Output the material below in its entirety, exactly as given.
**** Raw records
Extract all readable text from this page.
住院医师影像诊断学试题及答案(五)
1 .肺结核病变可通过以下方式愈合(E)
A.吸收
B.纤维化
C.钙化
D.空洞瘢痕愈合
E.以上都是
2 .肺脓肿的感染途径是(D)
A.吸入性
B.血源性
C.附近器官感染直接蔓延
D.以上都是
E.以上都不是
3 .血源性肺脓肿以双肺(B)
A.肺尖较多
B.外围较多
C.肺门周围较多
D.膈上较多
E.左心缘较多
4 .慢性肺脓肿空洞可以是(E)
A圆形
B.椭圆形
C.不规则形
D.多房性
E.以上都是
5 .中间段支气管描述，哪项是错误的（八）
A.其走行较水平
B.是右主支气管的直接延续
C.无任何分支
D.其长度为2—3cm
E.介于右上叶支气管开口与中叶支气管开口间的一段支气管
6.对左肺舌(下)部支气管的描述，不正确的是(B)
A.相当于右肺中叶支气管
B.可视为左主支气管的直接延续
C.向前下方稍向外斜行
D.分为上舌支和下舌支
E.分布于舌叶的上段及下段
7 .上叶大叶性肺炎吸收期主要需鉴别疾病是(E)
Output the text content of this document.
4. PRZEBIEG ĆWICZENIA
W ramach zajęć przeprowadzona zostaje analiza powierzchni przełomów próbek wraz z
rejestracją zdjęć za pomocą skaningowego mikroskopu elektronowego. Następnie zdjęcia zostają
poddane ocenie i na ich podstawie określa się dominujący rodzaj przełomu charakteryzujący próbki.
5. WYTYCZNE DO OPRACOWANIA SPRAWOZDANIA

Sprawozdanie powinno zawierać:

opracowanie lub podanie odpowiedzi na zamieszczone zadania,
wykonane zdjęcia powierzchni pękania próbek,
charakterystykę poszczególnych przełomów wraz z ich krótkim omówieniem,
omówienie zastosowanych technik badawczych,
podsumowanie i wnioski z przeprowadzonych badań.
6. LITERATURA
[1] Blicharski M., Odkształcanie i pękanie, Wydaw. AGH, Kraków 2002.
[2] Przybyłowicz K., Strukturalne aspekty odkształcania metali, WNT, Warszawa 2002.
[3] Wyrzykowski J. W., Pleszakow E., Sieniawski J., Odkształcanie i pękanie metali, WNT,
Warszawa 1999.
********
> [Problem solution]
Extract all readable text from this page.
住院医师影像诊断学试题及答案(五)
1 .肺结核病变可通过以下方式愈合(E)
A.吸收
B.纤维化
C.钙化
D.空洞瘢痕愈合
E.以上都是
2 .肺脓肿的感染途径是(D)
A.吸入性
B.血源性
C.附近器官感染直接蔓延
D.以上都是
E.以上都不是
3 .血源性肺脓肿以双肺(B)
A.肺尖较多
B.外围较多
C.肺门周围较多
D.膈上较多
E.左心缘较多
4 .慢性肺脓肿空洞可以是(E)
A圆形
B.椭圆形
C.不规则形
D.多房性
E.以上都是
5 .中间段支气管描述，哪项是错误的（八）
A.其走行较水平
B.是右主支气管的直接延续
C.无任何分支
D.其长度为2—3cm
E.介于右上叶支气管开口与中叶支气管开口间的一段支气管
6.对左肺舌(下)部支气管的描述，不正确的是(B)
A.相当于右肺中叶支气管
B.可视为左主支气管的直接延续
C.向前下方稍向外斜行
D.分为上舌支和下舌支
E.分布于舌叶的上段及下段
7 .上叶大叶性肺炎吸收期主要需鉴别疾病是(E)
Output the text content of this document.
4. PRZEBIEG ĆWICZENIA
W ramach zajęć przeprowadzona zostaje analiza powierzchni przełomów próbek wraz z
rejestracją zdjęć za pomocą skaningowego mikroskopu elektronowego. Następnie zdjęcia zostają
poddane ocenie i na ich podstawie określa się dominujący rodzaj przełomu charakteryzujący próbki.
5. WYTYCZNE DO OPRACOWANIA SPRAWOZDANIA

Sprawozdanie powinno zawierać:

opracowanie lub podanie odpowiedzi na zamieszczone zadania,
wykonane zdjęcia powierzchni pękania próbek,
charakterystykę poszczególnych przełomów wraz z ich krótkim omówieniem,
omówienie zastosowanych technik badawczych,
podsumowanie i wnioski z przeprowadzonych badań.
6. LITERATURA
[1] Blicharski M., Odkształcanie i pękanie, Wydaw. AGH, Kraków 2002.
[2] Przybyłowicz K., Strukturalne aspekty odkształcania metali, WNT, Warszawa 2002.
[3] Wyrzykowski J. W., Pleszakow E., Sieniawski J., Odkształcanie i pękanie metali, WNT,
Warszawa 1999.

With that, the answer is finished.